___ WORKING DATA

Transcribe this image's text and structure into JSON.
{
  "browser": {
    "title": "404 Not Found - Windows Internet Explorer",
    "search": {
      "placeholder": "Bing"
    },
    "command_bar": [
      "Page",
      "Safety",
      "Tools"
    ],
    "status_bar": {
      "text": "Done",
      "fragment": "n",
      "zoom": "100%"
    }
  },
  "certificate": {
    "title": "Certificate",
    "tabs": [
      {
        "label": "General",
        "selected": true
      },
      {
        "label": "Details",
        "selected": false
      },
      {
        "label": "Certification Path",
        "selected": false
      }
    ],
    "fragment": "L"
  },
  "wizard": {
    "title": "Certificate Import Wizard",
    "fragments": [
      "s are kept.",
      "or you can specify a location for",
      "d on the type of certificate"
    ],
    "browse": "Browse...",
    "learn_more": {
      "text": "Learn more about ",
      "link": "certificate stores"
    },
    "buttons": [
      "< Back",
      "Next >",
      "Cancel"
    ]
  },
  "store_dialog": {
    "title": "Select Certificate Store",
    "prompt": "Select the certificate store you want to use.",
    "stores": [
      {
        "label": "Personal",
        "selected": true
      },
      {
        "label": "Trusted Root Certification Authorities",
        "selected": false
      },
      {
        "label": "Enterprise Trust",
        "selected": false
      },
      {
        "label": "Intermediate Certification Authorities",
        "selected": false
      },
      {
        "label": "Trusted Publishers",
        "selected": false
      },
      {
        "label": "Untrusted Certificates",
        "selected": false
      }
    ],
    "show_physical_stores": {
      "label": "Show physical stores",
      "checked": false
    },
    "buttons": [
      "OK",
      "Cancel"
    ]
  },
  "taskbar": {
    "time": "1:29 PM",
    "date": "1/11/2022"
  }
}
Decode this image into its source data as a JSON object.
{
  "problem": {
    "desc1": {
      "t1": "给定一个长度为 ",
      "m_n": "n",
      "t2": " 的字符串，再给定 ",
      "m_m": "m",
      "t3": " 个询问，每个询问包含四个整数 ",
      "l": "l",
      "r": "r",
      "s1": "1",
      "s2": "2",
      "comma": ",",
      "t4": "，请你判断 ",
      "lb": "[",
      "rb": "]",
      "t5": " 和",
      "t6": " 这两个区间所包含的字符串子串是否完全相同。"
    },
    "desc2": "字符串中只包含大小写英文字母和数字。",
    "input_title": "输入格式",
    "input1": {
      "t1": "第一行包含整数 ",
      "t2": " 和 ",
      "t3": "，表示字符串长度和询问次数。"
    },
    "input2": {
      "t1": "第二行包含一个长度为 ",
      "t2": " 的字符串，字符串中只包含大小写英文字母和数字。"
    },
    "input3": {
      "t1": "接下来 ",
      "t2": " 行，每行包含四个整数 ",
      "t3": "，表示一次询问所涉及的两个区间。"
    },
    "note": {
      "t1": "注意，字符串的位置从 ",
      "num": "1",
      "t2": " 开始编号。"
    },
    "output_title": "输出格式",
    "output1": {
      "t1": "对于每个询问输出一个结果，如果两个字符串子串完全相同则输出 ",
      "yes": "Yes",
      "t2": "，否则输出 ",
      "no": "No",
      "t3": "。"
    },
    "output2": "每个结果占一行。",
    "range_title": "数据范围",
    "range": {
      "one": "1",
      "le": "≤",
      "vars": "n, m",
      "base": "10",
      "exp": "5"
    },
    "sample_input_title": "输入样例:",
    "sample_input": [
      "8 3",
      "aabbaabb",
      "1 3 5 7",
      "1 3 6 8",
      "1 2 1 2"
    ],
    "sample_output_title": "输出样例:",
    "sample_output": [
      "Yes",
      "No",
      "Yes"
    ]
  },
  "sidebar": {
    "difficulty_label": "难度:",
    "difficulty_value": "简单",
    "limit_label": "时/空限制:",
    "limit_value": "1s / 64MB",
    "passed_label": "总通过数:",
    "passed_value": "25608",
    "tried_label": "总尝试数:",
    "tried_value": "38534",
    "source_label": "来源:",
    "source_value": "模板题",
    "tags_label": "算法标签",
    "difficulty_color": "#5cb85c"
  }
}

______

▶ EXERCISE REQUIREMENTS
In the material above, how many lines hold the word "Authorities"? Say only the number.

▶ SOLUTION TO THE PROBLEM
2